• [Exercise description] Records follow. Pull out every line that contains "края".

Items from a data source
------------------------------------

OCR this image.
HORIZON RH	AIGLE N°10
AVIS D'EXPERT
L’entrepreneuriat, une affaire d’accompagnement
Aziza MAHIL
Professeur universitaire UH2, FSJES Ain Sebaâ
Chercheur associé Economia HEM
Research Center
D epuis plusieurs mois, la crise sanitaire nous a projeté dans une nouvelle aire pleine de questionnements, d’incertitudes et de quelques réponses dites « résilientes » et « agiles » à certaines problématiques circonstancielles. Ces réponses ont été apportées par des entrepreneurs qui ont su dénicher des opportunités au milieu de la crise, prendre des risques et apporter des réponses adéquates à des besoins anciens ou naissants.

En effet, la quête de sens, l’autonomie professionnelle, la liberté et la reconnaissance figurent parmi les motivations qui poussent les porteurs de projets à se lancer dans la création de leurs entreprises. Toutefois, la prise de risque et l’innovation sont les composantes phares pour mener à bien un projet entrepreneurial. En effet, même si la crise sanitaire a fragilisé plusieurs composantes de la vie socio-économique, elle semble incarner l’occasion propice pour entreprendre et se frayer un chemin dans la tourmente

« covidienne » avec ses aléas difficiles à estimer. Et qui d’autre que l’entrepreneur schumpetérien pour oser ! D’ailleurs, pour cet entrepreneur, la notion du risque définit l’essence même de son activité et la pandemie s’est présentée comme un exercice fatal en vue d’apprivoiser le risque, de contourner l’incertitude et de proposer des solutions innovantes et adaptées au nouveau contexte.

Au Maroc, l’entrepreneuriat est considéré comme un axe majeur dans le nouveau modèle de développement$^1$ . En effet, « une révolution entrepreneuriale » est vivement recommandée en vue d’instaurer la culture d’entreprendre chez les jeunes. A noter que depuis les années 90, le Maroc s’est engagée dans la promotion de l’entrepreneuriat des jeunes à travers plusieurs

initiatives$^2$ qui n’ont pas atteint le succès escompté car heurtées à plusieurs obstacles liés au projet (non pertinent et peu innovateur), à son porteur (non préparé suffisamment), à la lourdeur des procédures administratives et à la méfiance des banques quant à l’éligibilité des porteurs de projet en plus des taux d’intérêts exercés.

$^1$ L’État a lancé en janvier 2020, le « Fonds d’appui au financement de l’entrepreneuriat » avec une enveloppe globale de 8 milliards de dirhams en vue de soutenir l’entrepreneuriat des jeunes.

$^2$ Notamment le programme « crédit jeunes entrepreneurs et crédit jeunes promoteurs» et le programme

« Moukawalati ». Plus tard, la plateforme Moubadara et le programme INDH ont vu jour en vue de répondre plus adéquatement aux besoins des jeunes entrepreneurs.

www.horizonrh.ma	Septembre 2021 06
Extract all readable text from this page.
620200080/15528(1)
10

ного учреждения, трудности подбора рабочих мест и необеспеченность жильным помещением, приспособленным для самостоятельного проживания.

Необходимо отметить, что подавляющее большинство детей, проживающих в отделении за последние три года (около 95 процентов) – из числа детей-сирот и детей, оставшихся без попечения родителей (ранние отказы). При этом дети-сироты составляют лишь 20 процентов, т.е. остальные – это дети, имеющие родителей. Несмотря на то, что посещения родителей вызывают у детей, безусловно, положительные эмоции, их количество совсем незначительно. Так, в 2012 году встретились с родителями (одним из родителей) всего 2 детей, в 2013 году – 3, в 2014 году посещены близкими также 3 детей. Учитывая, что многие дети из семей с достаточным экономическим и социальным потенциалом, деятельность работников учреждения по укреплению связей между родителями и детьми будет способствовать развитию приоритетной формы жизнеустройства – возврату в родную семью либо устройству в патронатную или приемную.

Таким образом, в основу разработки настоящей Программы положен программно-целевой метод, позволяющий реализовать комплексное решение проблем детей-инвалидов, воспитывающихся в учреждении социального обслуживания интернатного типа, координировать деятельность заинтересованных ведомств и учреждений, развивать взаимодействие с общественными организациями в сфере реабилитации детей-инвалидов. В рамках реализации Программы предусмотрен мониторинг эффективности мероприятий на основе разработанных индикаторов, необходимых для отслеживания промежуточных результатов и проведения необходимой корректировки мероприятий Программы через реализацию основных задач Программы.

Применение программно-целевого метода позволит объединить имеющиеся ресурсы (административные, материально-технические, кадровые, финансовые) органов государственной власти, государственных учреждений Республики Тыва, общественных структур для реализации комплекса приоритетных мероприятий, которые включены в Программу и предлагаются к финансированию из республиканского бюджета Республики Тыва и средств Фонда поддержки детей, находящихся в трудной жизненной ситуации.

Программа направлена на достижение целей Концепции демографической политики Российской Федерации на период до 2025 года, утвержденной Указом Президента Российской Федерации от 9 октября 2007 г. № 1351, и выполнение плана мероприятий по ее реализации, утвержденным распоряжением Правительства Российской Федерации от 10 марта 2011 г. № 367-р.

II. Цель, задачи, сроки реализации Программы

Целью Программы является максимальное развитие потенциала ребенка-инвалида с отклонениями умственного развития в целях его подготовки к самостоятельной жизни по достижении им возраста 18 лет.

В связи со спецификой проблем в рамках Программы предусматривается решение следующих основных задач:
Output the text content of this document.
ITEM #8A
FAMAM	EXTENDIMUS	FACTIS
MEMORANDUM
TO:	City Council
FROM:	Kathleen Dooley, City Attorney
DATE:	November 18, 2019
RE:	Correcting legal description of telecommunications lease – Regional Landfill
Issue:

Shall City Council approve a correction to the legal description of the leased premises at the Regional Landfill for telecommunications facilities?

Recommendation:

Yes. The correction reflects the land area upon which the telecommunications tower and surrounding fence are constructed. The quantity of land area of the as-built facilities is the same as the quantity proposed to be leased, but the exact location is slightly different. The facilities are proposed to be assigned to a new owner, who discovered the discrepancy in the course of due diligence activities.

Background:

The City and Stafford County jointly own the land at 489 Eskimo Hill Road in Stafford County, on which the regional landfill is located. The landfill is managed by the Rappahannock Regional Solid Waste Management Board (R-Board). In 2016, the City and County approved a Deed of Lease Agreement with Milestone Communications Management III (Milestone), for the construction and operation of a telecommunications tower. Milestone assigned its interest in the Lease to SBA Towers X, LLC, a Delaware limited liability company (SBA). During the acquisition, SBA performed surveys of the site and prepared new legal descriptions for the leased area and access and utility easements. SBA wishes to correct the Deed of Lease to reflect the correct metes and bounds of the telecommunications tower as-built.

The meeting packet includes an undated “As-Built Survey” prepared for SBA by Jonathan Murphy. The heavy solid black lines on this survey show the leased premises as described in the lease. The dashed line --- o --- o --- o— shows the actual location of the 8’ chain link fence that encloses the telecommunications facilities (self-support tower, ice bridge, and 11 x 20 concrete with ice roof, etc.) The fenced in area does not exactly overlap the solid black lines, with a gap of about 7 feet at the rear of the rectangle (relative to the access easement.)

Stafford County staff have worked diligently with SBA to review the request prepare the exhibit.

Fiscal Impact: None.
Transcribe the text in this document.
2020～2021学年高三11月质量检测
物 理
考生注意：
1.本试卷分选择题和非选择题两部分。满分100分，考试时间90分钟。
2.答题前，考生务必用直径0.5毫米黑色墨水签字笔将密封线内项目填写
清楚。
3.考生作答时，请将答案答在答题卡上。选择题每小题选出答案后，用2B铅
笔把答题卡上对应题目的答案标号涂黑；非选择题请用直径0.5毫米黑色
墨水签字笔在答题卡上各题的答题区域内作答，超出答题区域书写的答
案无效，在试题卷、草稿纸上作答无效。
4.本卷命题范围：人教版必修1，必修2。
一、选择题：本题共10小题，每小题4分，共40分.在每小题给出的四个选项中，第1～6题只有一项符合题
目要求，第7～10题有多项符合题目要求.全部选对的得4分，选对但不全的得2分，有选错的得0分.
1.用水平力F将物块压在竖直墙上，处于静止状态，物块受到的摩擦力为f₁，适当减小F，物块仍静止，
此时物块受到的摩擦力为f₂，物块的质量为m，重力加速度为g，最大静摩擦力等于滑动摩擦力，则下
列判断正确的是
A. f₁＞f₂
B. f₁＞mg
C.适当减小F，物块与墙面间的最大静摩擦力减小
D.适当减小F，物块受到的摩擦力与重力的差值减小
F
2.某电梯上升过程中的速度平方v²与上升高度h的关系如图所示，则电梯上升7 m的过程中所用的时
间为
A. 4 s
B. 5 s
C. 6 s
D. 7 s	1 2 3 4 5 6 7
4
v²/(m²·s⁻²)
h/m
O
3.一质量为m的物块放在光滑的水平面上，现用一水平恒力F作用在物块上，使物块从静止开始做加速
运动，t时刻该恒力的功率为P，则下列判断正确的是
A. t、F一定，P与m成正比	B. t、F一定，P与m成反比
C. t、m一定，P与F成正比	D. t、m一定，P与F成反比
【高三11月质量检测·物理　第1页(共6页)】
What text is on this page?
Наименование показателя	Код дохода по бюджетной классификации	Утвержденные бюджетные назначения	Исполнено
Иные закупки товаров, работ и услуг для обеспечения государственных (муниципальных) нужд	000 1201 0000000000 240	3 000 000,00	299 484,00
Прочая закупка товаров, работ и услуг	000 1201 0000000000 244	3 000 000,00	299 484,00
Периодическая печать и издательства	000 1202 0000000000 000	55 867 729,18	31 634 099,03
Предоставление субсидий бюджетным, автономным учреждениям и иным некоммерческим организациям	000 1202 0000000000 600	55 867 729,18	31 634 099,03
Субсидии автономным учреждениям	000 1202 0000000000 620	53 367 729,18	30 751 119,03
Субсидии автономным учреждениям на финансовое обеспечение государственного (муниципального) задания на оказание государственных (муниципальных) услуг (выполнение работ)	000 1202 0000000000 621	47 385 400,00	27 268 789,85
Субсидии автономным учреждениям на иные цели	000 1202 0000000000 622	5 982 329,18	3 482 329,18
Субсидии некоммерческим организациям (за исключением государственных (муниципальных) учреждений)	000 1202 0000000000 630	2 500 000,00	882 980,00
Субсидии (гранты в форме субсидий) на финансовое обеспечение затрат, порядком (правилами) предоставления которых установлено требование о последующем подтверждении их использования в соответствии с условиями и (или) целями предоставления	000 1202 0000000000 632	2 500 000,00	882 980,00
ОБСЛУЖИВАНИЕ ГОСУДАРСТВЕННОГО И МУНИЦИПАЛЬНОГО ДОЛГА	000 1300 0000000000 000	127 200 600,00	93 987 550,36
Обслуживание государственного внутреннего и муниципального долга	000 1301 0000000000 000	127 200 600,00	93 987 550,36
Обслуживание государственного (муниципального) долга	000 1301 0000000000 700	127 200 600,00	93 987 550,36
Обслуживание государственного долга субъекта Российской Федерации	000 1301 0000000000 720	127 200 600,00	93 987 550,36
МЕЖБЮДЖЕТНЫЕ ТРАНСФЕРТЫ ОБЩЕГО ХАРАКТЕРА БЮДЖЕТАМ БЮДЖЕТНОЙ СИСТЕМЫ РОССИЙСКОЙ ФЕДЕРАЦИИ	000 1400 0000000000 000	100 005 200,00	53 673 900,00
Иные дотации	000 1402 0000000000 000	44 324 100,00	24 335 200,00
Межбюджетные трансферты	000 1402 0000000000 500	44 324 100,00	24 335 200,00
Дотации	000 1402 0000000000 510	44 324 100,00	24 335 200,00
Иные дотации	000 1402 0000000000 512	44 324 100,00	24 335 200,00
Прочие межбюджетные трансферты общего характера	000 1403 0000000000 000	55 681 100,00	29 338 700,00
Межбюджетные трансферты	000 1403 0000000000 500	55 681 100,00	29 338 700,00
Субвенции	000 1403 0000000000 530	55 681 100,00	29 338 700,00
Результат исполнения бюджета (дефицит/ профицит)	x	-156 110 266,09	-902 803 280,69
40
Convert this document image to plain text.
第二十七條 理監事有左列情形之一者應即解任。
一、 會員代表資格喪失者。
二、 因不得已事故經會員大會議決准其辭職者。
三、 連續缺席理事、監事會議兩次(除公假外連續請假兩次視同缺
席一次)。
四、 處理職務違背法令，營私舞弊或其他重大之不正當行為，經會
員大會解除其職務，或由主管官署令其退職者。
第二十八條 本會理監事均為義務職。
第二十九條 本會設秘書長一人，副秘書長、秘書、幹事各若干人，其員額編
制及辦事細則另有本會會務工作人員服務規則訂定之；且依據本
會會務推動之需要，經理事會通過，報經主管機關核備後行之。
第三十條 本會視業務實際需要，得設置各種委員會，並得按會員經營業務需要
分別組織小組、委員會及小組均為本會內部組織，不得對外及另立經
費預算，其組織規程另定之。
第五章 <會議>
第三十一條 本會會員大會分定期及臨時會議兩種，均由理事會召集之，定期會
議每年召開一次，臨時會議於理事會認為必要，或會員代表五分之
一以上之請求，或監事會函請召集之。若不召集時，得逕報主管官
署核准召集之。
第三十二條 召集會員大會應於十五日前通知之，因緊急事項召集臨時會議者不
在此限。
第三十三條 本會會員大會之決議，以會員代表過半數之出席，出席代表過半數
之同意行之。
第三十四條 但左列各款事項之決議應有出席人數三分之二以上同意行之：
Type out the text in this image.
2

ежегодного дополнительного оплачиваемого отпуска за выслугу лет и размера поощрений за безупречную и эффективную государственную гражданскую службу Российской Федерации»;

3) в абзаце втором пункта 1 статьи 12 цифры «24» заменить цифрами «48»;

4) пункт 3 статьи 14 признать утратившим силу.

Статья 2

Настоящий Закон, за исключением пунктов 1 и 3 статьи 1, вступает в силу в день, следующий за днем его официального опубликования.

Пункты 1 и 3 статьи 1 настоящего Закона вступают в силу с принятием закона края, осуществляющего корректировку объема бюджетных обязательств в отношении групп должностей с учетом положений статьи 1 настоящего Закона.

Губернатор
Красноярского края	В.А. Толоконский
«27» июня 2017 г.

------------------------------------

• [Problem solution]
Пункты 1 и 3 статьи 1 настоящего Закона вступают в силу с принятием закона края, осуществляющего корректировку объема бюджетных обязательств в отношении групп должностей с учетом положений статьи 1 настоящего Закона.
Красноярского края	В.А. Толоконский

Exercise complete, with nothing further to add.